====== SELECTED EXCERPT

Knowing the GM, multiply that by the impedance at the output node, and you have the gain of that stage, of that single device.
But you must include ALL the resistances, all the impedances, hanging on the output node. That requires you know the Rload, the R_collector, the slope_of_the_collector_IV_curve, and the capacitive parasitics. All these in parallel affect the gain.
Should you implement a constant-current load on the collector, then the slope of the collector IV curve, described with the name of Early Voltage, or Vearly or just Va, will set the low frequency gain.

============
====== RECORDS SUPPLIED

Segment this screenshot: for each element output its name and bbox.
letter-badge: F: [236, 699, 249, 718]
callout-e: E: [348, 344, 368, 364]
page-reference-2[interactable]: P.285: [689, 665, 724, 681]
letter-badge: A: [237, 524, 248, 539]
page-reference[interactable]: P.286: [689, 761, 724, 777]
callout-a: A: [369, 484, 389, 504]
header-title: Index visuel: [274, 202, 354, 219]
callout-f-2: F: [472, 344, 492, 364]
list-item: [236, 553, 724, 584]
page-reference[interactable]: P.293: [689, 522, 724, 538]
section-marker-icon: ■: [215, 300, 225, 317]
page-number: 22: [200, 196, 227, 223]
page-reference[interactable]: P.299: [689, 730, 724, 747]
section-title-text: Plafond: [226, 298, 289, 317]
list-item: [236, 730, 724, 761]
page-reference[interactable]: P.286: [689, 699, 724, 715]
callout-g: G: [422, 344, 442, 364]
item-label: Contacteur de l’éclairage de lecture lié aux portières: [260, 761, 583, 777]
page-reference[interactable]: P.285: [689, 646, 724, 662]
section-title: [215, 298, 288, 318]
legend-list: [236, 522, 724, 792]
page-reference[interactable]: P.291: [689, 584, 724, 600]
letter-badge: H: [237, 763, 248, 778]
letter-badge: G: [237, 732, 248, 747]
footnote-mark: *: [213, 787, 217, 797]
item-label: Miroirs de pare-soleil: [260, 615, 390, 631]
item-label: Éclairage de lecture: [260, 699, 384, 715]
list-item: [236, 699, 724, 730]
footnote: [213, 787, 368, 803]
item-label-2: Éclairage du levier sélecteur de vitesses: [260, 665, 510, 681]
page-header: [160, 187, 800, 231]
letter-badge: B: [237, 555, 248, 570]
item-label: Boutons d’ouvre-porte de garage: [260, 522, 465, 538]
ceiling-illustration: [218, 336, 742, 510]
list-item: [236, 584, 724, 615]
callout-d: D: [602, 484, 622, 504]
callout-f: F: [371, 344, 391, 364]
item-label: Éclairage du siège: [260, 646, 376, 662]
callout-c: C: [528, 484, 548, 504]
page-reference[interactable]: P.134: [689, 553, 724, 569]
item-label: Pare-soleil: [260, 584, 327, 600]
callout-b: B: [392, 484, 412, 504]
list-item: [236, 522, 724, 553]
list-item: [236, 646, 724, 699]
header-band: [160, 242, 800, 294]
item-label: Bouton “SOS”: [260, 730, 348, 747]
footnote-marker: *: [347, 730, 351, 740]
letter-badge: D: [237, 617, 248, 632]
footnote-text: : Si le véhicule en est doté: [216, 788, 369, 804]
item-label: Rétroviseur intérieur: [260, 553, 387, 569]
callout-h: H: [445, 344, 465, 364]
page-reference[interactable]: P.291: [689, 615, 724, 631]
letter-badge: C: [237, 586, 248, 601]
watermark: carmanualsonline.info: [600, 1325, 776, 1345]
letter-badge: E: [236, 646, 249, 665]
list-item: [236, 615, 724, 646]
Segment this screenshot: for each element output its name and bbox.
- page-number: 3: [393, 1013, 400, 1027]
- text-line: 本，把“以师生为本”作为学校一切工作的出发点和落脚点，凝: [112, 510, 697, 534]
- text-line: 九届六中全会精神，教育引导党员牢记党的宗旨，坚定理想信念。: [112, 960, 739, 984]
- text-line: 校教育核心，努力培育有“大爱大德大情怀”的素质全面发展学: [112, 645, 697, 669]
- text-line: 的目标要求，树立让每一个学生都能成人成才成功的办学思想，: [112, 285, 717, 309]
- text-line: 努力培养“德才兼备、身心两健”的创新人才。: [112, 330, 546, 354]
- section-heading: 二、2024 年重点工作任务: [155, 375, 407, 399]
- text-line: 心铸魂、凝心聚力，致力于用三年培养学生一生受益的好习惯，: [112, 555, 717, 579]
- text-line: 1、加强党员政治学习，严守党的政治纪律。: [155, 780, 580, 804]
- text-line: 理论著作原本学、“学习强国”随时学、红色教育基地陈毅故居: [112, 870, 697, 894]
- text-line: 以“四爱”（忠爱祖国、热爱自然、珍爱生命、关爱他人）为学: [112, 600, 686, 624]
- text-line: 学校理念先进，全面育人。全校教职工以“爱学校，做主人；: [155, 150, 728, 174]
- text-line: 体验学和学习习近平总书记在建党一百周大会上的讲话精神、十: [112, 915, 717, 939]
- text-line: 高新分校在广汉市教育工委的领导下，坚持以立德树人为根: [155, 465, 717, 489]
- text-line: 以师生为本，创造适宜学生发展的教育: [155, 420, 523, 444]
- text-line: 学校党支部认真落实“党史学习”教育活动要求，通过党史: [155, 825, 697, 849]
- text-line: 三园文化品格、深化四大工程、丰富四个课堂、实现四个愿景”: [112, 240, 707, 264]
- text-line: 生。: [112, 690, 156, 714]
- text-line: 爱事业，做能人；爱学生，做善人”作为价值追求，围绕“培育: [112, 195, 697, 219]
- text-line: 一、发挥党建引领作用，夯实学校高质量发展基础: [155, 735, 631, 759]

============

- TASKS FOR THIS EXERCISE
#1 Reproduce the passage on single-stage gain between "But you must" and "low frequency gain.", inclusive.
#2 Summarize the passage on single-stage gain in two sentences.
Work only from the text on stage gain; the records play no part.

- RESPONSES IN ORDER
#1
But you must include ALL the resistances, all the impedances, hanging on the output node. That requires you know the Rload, the R_collector, the slope_of_the_collector_IV_curve, and the capacitive parasitics. All these in parallel affect the gain.
Should you implement a constant-current load on the collector, then the slope of the collector IV curve, described with the name of Early Voltage, or Vearly or just Va, will set the low frequency gain.

#2 A single device's stage gain is its GM multiplied by the impedance at the output node, and that impedance must include everything hanging on the node in parallel: the load resistance, the collector resistance, the slope of the collector IV curve, and the capacitive parasitics. With a constant-current load on the collector, the slope of the collector IV curve, called the Early Voltage (Vearly or Va), sets the low-frequency gain.